To be done
Extract each line of the records below that contains the string "Возврат". The match is case-sensitive.

Element box records
[BEGIN]

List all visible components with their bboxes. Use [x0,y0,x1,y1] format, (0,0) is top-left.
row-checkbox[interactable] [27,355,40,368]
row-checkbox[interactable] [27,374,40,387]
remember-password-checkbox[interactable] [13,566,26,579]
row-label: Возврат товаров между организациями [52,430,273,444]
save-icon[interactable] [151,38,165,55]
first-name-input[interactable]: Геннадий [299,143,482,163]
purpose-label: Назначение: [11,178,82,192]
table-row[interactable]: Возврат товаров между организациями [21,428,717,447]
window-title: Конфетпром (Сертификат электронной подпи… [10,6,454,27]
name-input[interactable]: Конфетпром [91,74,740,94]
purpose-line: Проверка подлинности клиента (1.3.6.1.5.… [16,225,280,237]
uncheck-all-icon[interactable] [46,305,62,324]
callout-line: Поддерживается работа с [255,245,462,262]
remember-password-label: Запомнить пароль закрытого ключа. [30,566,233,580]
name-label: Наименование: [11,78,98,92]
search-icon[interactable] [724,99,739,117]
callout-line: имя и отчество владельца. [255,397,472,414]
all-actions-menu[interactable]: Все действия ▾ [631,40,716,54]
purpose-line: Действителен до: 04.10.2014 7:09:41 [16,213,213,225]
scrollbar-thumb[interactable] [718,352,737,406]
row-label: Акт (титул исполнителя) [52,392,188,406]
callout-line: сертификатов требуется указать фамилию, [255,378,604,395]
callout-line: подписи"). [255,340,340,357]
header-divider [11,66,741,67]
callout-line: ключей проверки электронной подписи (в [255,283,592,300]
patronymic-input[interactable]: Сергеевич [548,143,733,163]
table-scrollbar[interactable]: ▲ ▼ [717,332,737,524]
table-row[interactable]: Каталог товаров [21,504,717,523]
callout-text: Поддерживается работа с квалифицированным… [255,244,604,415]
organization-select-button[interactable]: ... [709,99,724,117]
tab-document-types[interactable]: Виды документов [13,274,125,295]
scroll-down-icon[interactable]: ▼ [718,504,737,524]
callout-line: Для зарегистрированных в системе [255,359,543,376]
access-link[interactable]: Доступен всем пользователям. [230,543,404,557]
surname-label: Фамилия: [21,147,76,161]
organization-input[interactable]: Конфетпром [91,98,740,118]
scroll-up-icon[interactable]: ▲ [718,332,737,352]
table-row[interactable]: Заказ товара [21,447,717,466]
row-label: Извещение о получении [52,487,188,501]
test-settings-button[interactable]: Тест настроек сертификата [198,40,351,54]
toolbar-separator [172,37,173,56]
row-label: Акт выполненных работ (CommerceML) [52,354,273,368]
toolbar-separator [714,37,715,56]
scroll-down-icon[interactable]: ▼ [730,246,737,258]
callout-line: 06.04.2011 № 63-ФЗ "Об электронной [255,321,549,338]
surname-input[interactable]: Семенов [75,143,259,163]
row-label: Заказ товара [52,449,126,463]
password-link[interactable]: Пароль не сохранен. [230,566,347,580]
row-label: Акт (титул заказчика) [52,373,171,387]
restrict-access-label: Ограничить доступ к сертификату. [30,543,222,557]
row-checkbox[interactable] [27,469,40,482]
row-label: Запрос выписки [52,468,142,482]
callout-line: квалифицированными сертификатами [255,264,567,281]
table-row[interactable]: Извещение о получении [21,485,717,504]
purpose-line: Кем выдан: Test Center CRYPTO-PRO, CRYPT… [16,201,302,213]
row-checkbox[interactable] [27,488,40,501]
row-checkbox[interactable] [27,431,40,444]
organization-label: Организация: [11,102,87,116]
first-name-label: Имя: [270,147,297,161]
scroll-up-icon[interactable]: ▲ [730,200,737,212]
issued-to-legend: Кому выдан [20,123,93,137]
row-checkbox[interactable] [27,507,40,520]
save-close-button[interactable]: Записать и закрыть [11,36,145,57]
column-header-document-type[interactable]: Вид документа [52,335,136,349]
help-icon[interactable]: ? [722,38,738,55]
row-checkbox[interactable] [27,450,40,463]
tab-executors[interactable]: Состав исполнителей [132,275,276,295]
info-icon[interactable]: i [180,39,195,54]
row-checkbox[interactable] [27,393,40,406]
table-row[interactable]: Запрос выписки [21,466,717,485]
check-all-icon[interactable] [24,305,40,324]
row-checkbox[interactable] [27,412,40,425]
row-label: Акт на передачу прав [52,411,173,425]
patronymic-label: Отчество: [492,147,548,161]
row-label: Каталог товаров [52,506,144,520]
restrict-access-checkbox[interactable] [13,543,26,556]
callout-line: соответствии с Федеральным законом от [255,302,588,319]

[END]

Result of this task
row-label: Возврат товаров между организациями [52,430,273,444]
table-row[interactable]: Возврат товаров между организациями [21,428,717,447]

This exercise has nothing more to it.